:: WHAT IS ASKED ::
Please print every record below exactly as it appears.

[Recorded data]
──────

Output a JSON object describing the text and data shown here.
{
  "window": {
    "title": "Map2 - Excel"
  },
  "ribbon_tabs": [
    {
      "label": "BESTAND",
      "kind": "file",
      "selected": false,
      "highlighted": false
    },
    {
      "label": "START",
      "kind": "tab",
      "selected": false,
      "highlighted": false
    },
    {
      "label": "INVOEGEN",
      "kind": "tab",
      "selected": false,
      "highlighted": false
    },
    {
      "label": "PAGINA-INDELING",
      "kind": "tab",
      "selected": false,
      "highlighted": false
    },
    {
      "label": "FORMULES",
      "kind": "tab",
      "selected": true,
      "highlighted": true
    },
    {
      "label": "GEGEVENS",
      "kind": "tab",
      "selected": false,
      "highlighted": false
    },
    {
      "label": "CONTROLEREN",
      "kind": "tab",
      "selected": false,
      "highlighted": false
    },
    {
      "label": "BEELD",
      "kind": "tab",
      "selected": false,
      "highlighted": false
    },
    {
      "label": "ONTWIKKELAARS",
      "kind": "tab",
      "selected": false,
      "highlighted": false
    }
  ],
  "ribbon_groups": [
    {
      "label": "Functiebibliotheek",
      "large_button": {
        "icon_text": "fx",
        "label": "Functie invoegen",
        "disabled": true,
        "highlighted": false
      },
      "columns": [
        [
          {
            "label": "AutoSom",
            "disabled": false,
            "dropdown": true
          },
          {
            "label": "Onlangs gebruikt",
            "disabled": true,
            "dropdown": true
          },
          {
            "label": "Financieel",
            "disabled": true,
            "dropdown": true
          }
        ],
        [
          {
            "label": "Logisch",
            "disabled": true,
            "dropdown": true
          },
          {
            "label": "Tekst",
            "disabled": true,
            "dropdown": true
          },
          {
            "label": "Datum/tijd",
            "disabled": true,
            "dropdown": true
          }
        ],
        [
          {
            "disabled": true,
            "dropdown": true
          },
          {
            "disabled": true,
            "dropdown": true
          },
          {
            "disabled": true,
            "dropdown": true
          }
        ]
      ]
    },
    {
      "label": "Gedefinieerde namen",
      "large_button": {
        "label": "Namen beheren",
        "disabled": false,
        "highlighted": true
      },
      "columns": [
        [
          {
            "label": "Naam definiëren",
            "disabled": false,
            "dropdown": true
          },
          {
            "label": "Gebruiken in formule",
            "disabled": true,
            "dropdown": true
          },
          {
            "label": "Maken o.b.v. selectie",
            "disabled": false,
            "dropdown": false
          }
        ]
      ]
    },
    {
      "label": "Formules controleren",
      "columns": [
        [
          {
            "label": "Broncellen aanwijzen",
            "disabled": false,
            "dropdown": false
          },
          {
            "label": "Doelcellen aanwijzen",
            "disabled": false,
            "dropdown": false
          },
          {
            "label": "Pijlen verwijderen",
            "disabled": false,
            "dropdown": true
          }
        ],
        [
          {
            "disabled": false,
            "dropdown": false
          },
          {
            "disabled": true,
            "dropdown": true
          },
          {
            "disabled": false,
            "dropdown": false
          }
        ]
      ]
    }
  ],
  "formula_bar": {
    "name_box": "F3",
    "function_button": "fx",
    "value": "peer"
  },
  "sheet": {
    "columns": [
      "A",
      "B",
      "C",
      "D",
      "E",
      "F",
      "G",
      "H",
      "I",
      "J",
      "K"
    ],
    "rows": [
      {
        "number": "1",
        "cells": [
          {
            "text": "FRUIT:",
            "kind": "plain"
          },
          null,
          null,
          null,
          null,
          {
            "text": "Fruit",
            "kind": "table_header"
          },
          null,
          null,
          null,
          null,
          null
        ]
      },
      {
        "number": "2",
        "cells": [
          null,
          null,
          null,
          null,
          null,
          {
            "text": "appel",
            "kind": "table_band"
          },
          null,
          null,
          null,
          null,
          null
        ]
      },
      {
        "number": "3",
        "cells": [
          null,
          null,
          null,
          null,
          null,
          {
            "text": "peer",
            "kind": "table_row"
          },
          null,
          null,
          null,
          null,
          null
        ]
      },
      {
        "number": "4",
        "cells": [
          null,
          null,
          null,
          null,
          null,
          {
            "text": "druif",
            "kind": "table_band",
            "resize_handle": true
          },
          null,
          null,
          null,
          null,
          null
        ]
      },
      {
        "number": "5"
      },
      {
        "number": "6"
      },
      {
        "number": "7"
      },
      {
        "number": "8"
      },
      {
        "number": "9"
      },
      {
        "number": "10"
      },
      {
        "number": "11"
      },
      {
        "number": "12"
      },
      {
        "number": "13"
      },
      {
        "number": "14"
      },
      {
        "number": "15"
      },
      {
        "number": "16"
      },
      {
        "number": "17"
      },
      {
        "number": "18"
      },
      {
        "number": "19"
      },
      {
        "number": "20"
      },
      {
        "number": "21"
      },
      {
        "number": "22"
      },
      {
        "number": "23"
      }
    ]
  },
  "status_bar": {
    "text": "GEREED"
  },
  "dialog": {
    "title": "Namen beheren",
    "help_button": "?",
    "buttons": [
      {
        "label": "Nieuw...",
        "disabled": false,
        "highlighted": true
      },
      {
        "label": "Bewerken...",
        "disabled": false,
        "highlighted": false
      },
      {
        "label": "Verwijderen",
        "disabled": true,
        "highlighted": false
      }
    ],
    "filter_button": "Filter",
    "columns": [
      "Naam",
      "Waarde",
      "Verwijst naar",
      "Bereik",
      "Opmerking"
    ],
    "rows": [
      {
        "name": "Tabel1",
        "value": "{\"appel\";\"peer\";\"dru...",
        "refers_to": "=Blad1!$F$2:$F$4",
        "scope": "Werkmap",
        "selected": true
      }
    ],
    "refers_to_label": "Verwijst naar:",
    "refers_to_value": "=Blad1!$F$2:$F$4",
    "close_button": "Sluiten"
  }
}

──────

:: OUTPUT BELOW ::
Output a JSON object describing the text and data shown here.
{
  "window": {
    "title": "Map2 - Excel"
  },
  "ribbon_tabs": [
    {
      "label": "BESTAND",
      "kind": "file",
      "selected": false,
      "highlighted": false
    },
    {
      "label": "START",
      "kind": "tab",
      "selected": false,
      "highlighted": false
    },
    {
      "label": "INVOEGEN",
      "kind": "tab",
      "selected": false,
      "highlighted": false
    },
    {
      "label": "PAGINA-INDELING",
      "kind": "tab",
      "selected": false,
      "highlighted": false
    },
    {
      "label": "FORMULES",
      "kind": "tab",
      "selected": true,
      "highlighted": true
    },
    {
      "label": "GEGEVENS",
      "kind": "tab",
      "selected": false,
      "highlighted": false
    },
    {
      "label": "CONTROLEREN",
      "kind": "tab",
      "selected": false,
      "highlighted": false
    },
    {
      "label": "BEELD",
      "kind": "tab",
      "selected": false,
      "highlighted": false
    },
    {
      "label": "ONTWIKKELAARS",
      "kind": "tab",
      "selected": false,
      "highlighted": false
    }
  ],
  "ribbon_groups": [
    {
      "label": "Functiebibliotheek",
      "large_button": {
        "icon_text": "fx",
        "label": "Functie invoegen",
        "disabled": true,
        "highlighted": false
      },
      "columns": [
        [
          {
            "label": "AutoSom",
            "disabled": false,
            "dropdown": true
          },
          {
            "label": "Onlangs gebruikt",
            "disabled": true,
            "dropdown": true
          },
          {
            "label": "Financieel",
            "disabled": true,
            "dropdown": true
          }
        ],
        [
          {
            "label": "Logisch",
            "disabled": true,
            "dropdown": true
          },
          {
            "label": "Tekst",
            "disabled": true,
            "dropdown": true
          },
          {
            "label": "Datum/tijd",
            "disabled": true,
            "dropdown": true
          }
        ],
        [
          {
            "disabled": true,
            "dropdown": true
          },
          {
            "disabled": true,
            "dropdown": true
          },
          {
            "disabled": true,
            "dropdown": true
          }
        ]
      ]
    },
    {
      "label": "Gedefinieerde namen",
      "large_button": {
        "label": "Namen beheren",
        "disabled": false,
        "highlighted": true
      },
      "columns": [
        [
          {
            "label": "Naam definiëren",
            "disabled": false,
            "dropdown": true
          },
          {
            "label": "Gebruiken in formule",
            "disabled": true,
            "dropdown": true
          },
          {
            "label": "Maken o.b.v. selectie",
            "disabled": false,
            "dropdown": false
          }
        ]
      ]
    },
    {
      "label": "Formules controleren",
      "columns": [
        [
          {
            "label": "Broncellen aanwijzen",
            "disabled": false,
            "dropdown": false
          },
          {
            "label": "Doelcellen aanwijzen",
            "disabled": false,
            "dropdown": false
          },
          {
            "label": "Pijlen verwijderen",
            "disabled": false,
            "dropdown": true
          }
        ],
        [
          {
            "disabled": false,
            "dropdown": false
          },
          {
            "disabled": true,
            "dropdown": true
          },
          {
            "disabled": false,
            "dropdown": false
          }
        ]
      ]
    }
  ],
  "formula_bar": {
    "name_box": "F3",
    "function_button": "fx",
    "value": "peer"
  },
  "sheet": {
    "columns": [
      "A",
      "B",
      "C",
      "D",
      "E",
      "F",
      "G",
      "H",
      "I",
      "J",
      "K"
    ],
    "rows": [
      {
        "number": "1",
        "cells": [
          {
            "text": "FRUIT:",
            "kind": "plain"
          },
          null,
          null,
          null,
          null,
          {
            "text": "Fruit",
            "kind": "table_header"
          },
          null,
          null,
          null,
          null,
          null
        ]
      },
      {
        "number": "2",
        "cells": [
          null,
          null,
          null,
          null,
          null,
          {
            "text": "appel",
            "kind": "table_band"
          },
          null,
          null,
          null,
          null,
          null
        ]
      },
      {
        "number": "3",
        "cells": [
          null,
          null,
          null,
          null,
          null,
          {
            "text": "peer",
            "kind": "table_row"
          },
          null,
          null,
          null,
          null,
          null
        ]
      },
      {
        "number": "4",
        "cells": [
          null,
          null,
          null,
          null,
          null,
          {
            "text": "druif",
            "kind": "table_band",
            "resize_handle": true
          },
          null,
          null,
          null,
          null,
          null
        ]
      },
      {
        "number": "5"
      },
      {
        "number": "6"
      },
      {
        "number": "7"
      },
      {
        "number": "8"
      },
      {
        "number": "9"
      },
      {
        "number": "10"
      },
      {
        "number": "11"
      },
      {
        "number": "12"
      },
      {
        "number": "13"
      },
      {
        "number": "14"
      },
      {
        "number": "15"
      },
      {
        "number": "16"
      },
      {
        "number": "17"
      },
      {
        "number": "18"
      },
      {
        "number": "19"
      },
      {
        "number": "20"
      },
      {
        "number": "21"
      },
      {
        "number": "22"
      },
      {
        "number": "23"
      }
    ]
  },
  "status_bar": {
    "text": "GEREED"
  },
  "dialog": {
    "title": "Namen beheren",
    "help_button": "?",
    "buttons": [
      {
        "label": "Nieuw...",
        "disabled": false,
        "highlighted": true
      },
      {
        "label": "Bewerken...",
        "disabled": false,
        "highlighted": false
      },
      {
        "label": "Verwijderen",
        "disabled": true,
        "highlighted": false
      }
    ],
    "filter_button": "Filter",
    "columns": [
      "Naam",
      "Waarde",
      "Verwijst naar",
      "Bereik",
      "Opmerking"
    ],
    "rows": [
      {
        "name": "Tabel1",
        "value": "{\"appel\";\"peer\";\"dru...",
        "refers_to": "=Blad1!$F$2:$F$4",
        "scope": "Werkmap",
        "selected": true
      }
    ],
    "refers_to_label": "Verwijst naar:",
    "refers_to_value": "=Blad1!$F$2:$F$4",
    "close_button": "Sluiten"
  }
}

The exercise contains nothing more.